## Parts of the exercise
1) In the forum thread about naming the site's movie files, why hasn't the change to the naming convention been made yet?
2) Resume the forum thread about naming the site's movie files, starting right after its last line.

## Document excerpt
============================================================

That's one thing which puzzles me. There are several websites which offer completely free video hosting services, no strings attached, no hoops to jump through, direct linking allowed (well, kind of, in the form of html embedding), and videos are certainly very large in size. However, try to find just a regular file hosting service with no hoops or other idiotic conditions... I wonder why is that.
It's not happening is it?
What has to be done to get something to change around here? I don't know why this site continues to inconvenience their users for so long. I don't know maybe there's a good reason that the movie files absolutely have to be author name first besides an aversion to the work involved or a resistance to change. I'd volunteer to do the work myself, but I can't. Heck I'll still volunteer. If someone gives me the ability, I'll zip all the files myself and put them all up on the site in the right place. Figure it'll take about a week to do so. It'll be the only thing I do and I'll relinquish the privilege after I've finished my task. The work will be done and we'll have file names that actually make a modicum of sense.
Emulator Coder, Site Developer, Site Owner, Expert player
(3573)
Joined: 11/3/2004
Posts: 4754
Location: Tennessee
When we took the site over, I made a TODO list. The naming convention was an item on this list. However, we have limited time and I consider it low priority. We've made huge improvements on the site, and fixed critical issues. And there are some more improvements on the way.
This issue will happen, trust me, I've wanted it to for a long time.
The only reason it hasn't happened yet is that 20 people have chimed in on 20 opinions as to how to name them. Nobody (including me, nach, truncated, and mmbossman) agrees on the specifics. And it isn't trivial to just go around renaming them. We need to get it right and do this change 1 time.
Well, let's start with the universals and work from there.
For example, does everyone agree that it should be game name first author name last? That's a good place to start.
Do we want to avoid spaces and capitals like in the current naming convention?
Should names with spaces have the underscore, or should we just go straight no spaces to keep the size of names smaller.
What do we want the files to be able to do?
I personally believe that the naming convention we eventually arrive at should do a few things.
- It should sort by game name so that files are easy to find when I want to find it.

============================================================

## Material
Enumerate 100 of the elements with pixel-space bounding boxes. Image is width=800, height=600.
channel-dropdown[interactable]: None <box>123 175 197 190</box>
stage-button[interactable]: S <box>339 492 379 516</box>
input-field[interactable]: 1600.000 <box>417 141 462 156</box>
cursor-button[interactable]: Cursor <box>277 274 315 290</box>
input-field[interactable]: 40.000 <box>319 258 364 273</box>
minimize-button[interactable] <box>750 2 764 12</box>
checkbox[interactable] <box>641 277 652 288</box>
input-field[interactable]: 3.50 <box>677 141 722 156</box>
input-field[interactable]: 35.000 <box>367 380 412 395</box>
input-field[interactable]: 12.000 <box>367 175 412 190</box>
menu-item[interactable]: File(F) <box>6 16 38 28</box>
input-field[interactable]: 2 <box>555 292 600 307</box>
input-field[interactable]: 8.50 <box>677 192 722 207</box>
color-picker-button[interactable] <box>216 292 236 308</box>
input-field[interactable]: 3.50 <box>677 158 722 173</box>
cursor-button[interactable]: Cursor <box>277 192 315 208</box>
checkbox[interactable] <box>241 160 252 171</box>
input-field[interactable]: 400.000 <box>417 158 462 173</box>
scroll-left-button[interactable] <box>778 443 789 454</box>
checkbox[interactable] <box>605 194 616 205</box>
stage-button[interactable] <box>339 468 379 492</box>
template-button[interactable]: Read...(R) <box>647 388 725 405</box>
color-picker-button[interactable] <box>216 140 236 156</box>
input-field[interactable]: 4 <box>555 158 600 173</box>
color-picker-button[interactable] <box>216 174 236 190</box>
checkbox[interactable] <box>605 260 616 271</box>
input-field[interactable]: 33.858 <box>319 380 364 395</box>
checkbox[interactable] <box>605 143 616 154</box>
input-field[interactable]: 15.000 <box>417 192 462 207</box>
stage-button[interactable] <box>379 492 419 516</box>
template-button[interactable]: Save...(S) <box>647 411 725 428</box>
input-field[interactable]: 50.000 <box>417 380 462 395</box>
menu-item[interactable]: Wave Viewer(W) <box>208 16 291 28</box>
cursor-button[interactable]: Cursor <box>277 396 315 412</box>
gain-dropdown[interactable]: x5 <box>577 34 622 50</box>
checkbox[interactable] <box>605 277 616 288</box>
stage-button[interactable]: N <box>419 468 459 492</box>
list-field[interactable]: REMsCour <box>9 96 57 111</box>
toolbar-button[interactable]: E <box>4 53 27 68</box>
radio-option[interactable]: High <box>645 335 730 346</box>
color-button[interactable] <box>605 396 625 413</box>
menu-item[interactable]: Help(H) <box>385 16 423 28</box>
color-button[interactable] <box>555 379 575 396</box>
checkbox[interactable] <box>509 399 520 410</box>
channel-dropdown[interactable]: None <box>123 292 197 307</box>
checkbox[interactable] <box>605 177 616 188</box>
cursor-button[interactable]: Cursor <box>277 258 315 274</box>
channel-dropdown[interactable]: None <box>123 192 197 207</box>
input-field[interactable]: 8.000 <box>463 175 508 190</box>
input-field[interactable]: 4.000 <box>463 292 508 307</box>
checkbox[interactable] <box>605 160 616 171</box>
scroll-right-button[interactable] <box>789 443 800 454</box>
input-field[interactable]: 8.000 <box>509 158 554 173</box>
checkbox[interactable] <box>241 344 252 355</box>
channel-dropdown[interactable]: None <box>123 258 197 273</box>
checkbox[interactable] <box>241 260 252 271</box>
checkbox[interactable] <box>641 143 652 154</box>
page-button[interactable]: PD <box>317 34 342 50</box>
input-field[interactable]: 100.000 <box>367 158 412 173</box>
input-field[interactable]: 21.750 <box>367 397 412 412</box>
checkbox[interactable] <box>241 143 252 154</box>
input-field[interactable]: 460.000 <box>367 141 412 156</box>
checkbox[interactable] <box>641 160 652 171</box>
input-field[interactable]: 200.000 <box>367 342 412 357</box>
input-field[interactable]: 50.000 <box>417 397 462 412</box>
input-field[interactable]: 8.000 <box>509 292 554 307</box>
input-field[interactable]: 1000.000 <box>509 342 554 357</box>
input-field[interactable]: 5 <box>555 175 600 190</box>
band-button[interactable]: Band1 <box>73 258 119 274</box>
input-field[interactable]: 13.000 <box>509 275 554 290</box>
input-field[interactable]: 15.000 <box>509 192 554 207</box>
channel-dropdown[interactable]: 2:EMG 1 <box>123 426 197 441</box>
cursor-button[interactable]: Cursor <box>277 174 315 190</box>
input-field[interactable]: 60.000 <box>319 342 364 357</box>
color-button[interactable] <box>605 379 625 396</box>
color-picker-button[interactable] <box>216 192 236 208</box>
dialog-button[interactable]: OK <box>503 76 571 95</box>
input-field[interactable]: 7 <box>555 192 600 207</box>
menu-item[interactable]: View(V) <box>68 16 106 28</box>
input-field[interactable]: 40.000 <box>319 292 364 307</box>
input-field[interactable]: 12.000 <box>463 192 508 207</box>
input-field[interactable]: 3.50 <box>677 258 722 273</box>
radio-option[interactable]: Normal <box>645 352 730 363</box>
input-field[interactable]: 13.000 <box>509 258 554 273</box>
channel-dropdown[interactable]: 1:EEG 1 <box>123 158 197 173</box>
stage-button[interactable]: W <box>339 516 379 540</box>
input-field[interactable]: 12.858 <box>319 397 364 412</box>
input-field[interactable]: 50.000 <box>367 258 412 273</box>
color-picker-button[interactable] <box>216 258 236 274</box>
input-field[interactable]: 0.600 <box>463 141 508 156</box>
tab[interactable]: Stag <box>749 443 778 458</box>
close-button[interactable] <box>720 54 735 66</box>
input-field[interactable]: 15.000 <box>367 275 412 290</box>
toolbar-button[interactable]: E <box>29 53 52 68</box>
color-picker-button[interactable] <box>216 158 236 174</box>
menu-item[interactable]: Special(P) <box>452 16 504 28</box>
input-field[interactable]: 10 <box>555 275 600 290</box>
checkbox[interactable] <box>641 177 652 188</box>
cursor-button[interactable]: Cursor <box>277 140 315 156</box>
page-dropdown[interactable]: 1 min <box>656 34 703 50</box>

============================================================

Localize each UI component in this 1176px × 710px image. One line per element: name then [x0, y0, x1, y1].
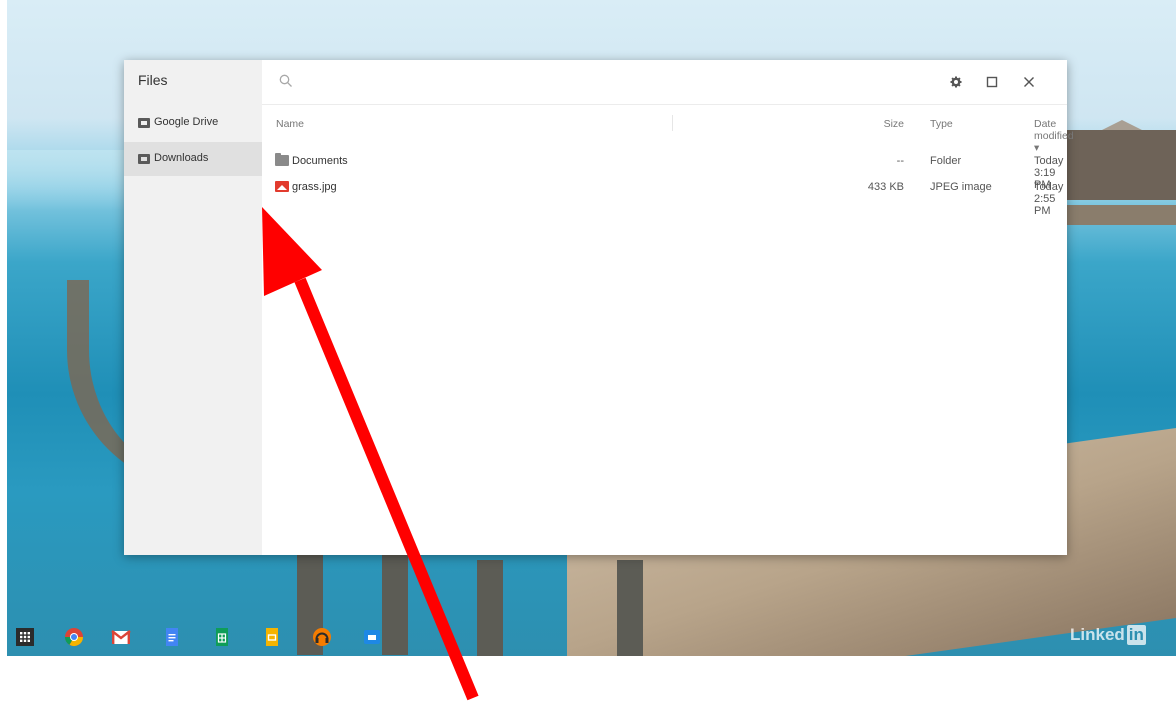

============================================================

## Exercise answers
1) The change keeps getting stuck because about 20 people have offered 20 different opinions on how to name the files. Nobody agrees on the specifics, not even the site's own developers. Renaming the files is also not trivial, and they want to get it right and make the change only once. The developer also calls it low priority given their limited time.

2)
- It should sort correctly through the obsoletion chain so people know which files to delete as well being able to track the progress on a certain game
- By that token movies on separate obsoletion chains need to sort in a different place than each other.
- The author should be mentioned because we do need to give credit to the people who are making these
- It should be user friendly as possible
- I think making it automatic might be a completely different headache, and in my mind it is unnecessary
Using this I sorted the different things by order of importance
- Game name first is the most important. The big discussion here is whether to use the U.S. name for all games, preserving the obsoletion chain even after version switches, or to use the rom name (for example: will we use "bioniccommando" for all of those games, or call some of them "hitlernofukkatsu"). I prefer preserving the obsoletion chain, but I can see the reasons for the other method. If we can't reach consensus put it to a vote.
- The second most important is what category the movie is in, since that means movies on different obsoletion chains won't be mixed together in the sort. Whether or not we need a separate category for the generic fastest at all costs movies is up for debate. Should we have a list of categories to choose from or should we go case by case? I think the second might be required because we have some character specific runs which throw a wrench in the works.
Some ideas for generic categories:
-glitched
-lowitems
-allitems
-nowarps
-alllevels
-allsecrets
-pacifist
I prefer "all___" to "100percent" because I think it looks better. "100percent" is applicable to more situations, though.
- Third most important is obsoletion order. There have been a few suggestions on the site
- version numbers: which is what I settled on. It had to be entered manually, but it allowed for proper sorting with minimal keystrokes.
- movie numbers: Allows people to know what the movie page for the movie is so they can go to it. However, there is the one problem of historical movie files, which have numbers in the 600s. If we feel this is not an issue, it's still very possible
- date of publication: yyyymmdd sorts properly, still has to be inputted manually, but is probably easier to automate. Makes file names slightly longer than movie number or version number does.
- time: hours.minutes.seconds.hundreths. In my opinion, the worst of the options. While the time does reveal new information about the movie, namely how long it lasts. There are many, many examples of slower movies that have obsoleted faster ones. Thus time is the least likely to sort properly.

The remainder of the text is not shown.